# Compito A
Riporti integralmente il testo sul cardine delle città romane, senza alcuna modifica.
★ ★ ★ ★
Il cardine (che deriva dal latino cardo) era una delle vie che correva nelle città romane in direzione nord–sud.
Queste vie erano solitamente basate su uno schema urbanistico ortogonale, ossia suddivise in isolati quadrangolari uniformi.
Uno schema molto popolare soprattutto per ‘urbanistica degli accampamenti militari e degli insediamenti coloniali.
Uno degli assi principali della centuriazione e più in generale dell’urbanistica cittadina era chiamato il cardo maximus.
Si incrociava ad angolo retto con il decumanus maximus, ovvero il principale asse est–ovest.
Quanto alla centuriazione (centuriatio) era il sistema con cui i romani organizzavano un territorio agricolo, basato sullo schema che usavano negli accampamenti militari e nella fondazione delle nuove città.
Si caratterizzava per la regolare disposizione, secondo un reticolo ortogonale, di strade, canali e appezzamenti agricoli, destinati in genere all’assegnazione a coloni o a legionari a riposo.
Di regola, all’incrocio di queste due direttrici principali si trovava quasi sempre il forum, ossia la piazza principale della città.
Il cardo maximus, inoltre, era di particolare importanza perché nell’urbanistica romana collegava (come strada) due delle quattro porte principali dell’insediamento.
Solitamente, una di queste porte era maggiormente decorata e facilmente riconoscibile perchè indicava la strada consolare che portava a Roma.
Queste due direttrici principali erano tracciate anche nell’ambito degli accampamenti romani,
all’incrocio dei quali non vi era il forum, ma il cosiddetto praetorium, ossia la tenda del comandante.
★ ★ ★ ★
# Compito B
Trasformi in un elenco numerato le voci che seguono, dalla prima riga fino alla riga che contiene "485, 468, 502]", compresa, tralasciando le righe vuote.

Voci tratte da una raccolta
★ ★ ★ ★
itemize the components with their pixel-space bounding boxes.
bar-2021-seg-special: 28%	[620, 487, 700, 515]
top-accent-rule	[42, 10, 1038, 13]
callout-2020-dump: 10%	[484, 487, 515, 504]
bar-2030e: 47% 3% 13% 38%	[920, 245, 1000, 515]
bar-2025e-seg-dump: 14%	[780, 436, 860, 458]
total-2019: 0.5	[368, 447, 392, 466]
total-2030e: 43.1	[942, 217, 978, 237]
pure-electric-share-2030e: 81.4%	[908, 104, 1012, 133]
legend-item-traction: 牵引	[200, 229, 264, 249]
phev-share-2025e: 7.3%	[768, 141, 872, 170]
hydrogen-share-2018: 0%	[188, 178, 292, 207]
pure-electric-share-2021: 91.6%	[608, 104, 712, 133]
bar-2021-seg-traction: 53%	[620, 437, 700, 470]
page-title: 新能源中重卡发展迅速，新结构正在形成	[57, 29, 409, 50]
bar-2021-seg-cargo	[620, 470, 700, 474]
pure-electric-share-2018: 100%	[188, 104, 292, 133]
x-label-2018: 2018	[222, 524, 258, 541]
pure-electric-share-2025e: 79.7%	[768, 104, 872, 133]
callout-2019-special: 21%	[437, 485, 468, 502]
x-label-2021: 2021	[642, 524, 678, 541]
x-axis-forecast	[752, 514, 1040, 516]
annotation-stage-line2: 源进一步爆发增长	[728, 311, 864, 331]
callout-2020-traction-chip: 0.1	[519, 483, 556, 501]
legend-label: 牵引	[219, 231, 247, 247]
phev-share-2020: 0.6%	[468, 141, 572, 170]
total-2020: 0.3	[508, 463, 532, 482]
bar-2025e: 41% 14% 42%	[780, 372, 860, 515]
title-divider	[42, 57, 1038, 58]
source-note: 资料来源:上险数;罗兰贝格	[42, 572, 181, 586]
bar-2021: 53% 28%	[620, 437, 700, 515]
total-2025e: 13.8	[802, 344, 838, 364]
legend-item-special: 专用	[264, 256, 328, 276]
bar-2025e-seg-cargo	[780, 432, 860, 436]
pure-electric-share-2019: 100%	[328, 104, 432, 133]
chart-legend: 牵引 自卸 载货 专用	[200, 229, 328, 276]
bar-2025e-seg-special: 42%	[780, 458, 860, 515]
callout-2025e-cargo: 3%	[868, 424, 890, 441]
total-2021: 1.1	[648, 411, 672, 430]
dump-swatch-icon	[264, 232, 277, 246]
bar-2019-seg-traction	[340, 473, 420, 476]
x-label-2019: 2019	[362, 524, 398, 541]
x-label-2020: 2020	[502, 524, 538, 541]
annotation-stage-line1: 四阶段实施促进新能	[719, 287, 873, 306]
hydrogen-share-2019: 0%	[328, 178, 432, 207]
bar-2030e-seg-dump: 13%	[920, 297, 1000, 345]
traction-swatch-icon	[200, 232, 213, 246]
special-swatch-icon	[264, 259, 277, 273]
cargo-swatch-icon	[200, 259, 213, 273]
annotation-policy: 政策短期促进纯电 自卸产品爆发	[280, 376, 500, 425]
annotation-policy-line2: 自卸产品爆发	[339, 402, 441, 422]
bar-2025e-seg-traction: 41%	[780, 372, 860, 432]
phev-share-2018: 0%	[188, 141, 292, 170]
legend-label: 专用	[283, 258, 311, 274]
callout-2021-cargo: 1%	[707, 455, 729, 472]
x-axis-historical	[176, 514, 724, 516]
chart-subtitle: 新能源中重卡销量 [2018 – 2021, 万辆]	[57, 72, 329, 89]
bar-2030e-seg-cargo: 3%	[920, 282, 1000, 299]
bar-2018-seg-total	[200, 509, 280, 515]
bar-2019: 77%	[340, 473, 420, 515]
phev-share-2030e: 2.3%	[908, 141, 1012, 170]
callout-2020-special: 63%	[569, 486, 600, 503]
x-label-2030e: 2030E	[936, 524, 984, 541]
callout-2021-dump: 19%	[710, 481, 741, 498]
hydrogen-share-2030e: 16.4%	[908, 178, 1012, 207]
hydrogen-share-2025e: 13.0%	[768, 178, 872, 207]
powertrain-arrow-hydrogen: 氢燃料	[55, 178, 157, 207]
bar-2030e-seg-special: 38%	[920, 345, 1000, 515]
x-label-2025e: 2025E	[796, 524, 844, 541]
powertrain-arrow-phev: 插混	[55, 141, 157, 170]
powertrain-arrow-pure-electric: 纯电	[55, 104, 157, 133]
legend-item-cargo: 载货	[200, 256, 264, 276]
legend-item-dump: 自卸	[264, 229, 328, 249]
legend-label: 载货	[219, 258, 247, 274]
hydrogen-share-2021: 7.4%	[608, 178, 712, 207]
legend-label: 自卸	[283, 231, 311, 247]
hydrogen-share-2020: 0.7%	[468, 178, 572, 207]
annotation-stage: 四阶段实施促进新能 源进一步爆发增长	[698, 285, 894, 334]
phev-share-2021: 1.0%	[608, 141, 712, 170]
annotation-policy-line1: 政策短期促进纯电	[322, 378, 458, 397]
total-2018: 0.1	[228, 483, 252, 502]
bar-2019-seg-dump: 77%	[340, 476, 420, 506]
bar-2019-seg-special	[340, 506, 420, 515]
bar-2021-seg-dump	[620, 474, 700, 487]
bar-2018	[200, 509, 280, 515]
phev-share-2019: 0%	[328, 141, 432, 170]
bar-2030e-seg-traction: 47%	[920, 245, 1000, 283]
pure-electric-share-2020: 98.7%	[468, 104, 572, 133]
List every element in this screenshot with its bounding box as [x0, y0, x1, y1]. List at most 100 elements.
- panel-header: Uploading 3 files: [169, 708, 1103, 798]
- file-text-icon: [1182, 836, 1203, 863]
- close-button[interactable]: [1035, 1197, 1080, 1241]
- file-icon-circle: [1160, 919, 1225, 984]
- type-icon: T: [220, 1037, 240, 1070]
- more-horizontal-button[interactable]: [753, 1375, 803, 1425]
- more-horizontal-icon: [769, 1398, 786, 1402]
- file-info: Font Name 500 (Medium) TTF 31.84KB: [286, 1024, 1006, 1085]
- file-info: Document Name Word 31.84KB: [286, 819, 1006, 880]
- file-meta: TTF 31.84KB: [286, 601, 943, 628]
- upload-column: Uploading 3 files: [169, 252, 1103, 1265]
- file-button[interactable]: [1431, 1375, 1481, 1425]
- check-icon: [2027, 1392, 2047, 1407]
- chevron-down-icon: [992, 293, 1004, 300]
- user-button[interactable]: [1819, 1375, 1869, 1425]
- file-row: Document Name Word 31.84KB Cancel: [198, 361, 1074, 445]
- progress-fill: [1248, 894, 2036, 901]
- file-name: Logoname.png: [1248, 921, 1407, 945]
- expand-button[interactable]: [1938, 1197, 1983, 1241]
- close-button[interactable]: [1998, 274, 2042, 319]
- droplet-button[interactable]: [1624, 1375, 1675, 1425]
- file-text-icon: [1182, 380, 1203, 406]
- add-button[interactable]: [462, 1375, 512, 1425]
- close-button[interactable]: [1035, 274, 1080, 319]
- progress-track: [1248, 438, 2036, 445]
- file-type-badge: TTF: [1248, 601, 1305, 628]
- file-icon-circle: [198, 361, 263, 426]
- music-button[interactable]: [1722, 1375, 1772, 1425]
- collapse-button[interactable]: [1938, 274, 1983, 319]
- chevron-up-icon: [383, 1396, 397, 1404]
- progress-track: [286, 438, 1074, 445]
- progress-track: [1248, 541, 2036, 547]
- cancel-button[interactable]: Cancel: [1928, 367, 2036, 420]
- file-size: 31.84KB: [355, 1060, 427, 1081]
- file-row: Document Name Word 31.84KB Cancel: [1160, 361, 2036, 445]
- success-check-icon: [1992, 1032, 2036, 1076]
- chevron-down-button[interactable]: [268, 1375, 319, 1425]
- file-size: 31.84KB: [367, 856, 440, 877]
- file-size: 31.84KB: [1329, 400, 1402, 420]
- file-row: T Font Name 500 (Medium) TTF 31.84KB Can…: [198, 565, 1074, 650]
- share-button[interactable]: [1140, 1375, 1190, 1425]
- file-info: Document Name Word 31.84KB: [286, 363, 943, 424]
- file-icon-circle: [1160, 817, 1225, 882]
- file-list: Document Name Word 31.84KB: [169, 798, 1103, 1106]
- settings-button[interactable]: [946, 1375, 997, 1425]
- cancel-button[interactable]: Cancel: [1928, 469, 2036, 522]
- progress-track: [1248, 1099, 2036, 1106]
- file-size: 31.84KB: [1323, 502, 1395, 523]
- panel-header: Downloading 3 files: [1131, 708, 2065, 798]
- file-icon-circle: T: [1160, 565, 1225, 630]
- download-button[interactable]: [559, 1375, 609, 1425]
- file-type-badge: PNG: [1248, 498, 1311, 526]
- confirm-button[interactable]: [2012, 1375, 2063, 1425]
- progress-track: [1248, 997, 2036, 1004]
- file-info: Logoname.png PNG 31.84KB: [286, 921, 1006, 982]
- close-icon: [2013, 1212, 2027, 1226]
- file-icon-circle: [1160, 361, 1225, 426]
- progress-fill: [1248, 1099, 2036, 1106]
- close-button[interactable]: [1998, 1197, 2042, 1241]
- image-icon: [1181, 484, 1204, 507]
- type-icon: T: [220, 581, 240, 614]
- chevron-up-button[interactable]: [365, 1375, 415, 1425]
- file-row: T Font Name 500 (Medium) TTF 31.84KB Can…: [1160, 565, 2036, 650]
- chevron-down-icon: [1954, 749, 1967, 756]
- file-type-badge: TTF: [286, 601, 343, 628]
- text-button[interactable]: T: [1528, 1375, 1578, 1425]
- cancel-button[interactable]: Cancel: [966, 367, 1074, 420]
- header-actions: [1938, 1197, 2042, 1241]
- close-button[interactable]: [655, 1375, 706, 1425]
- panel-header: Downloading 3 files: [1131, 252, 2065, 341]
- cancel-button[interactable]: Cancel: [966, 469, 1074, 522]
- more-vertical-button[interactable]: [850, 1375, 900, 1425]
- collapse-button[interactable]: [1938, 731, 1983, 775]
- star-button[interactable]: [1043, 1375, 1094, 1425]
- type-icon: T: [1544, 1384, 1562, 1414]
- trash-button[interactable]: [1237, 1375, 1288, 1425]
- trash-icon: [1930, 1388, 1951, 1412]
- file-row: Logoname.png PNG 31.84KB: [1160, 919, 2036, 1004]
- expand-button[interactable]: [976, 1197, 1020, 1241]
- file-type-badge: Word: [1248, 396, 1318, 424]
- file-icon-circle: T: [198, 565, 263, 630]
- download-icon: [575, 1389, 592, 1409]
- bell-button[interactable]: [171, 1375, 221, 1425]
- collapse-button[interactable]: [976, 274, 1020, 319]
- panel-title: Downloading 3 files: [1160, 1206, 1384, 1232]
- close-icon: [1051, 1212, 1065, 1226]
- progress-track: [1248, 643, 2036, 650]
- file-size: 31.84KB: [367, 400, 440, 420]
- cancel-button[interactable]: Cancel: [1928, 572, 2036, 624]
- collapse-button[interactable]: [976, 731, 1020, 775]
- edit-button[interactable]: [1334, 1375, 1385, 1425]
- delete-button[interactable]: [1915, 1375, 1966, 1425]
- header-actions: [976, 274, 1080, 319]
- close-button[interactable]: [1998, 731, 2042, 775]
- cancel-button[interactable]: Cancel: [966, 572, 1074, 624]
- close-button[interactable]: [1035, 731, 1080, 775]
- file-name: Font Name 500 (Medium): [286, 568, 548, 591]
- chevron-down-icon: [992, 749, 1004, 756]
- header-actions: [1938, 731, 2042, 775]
★ ★ ★ ★
# Risposta A
Il cardine (che deriva dal latino cardo) era una delle vie che correva nelle città romane in direzione nord–sud.
Queste vie erano solitamente basate su uno schema urbanistico ortogonale, ossia suddivise in isolati quadrangolari uniformi.
Uno schema molto popolare soprattutto per ‘urbanistica degli accampamenti militari e degli insediamenti coloniali.
Uno degli assi principali della centuriazione e più in generale dell’urbanistica cittadina era chiamato il cardo maximus.
Si incrociava ad angolo retto con il decumanus maximus, ovvero il principale asse est–ovest.
Quanto alla centuriazione (centuriatio) era il sistema con cui i romani organizzavano un territorio agricolo, basato sullo schema che usavano negli accampamenti militari e nella fondazione delle nuove città.
Si caratterizzava per la regolare disposizione, secondo un reticolo ortogonale, di strade, canali e appezzamenti agricoli, destinati in genere all’assegnazione a coloni o a legionari a riposo.
Di regola, all’incrocio di queste due direttrici principali si trovava quasi sempre il forum, ossia la piazza principale della città.
Il cardo maximus, inoltre, era di particolare importanza perché nell’urbanistica romana collegava (come strada) due delle quattro porte principali dell’insediamento.
Solitamente, una di queste porte era maggiormente decorata e facilmente riconoscibile perchè indicava la strada consolare che portava a Roma.
Queste due direttrici principali erano tracciate anche nell’ambito degli accampamenti romani,
all’incrocio dei quali non vi era il forum, ma il cosiddetto praetorium, ossia la tenda del comandante.

# Risposta B
1. itemize the components with their pixel-space bounding boxes.
2. bar-2021-seg-special: 28%	[620, 487, 700, 515]
3. top-accent-rule	[42, 10, 1038, 13]
4. callout-2020-dump: 10%	[484, 487, 515, 504]
5. bar-2030e: 47% 3% 13% 38%	[920, 245, 1000, 515]
6. bar-2025e-seg-dump: 14%	[780, 436, 860, 458]
7. total-2019: 0.5	[368, 447, 392, 466]
8. total-2030e: 43.1	[942, 217, 978, 237]
9. pure-electric-share-2030e: 81.4%	[908, 104, 1012, 133]
10. legend-item-traction: 牵引	[200, 229, 264, 249]
11. phev-share-2025e: 7.3%	[768, 141, 872, 170]
12. hydrogen-share-2018: 0%	[188, 178, 292, 207]
13. pure-electric-share-2021: 91.6%	[608, 104, 712, 133]
14. bar-2021-seg-traction: 53%	[620, 437, 700, 470]
15. page-title: 新能源中重卡发展迅速，新结构正在形成	[57, 29, 409, 50]
16. bar-2021-seg-cargo	[620, 470, 700, 474]
17. pure-electric-share-2018: 100%	[188, 104, 292, 133]
18. x-label-2018: 2018	[222, 524, 258, 541]
19. pure-electric-share-2025e: 79.7%	[768, 104, 872, 133]
20. callout-2019-special: 21%	[437, 485, 468, 502]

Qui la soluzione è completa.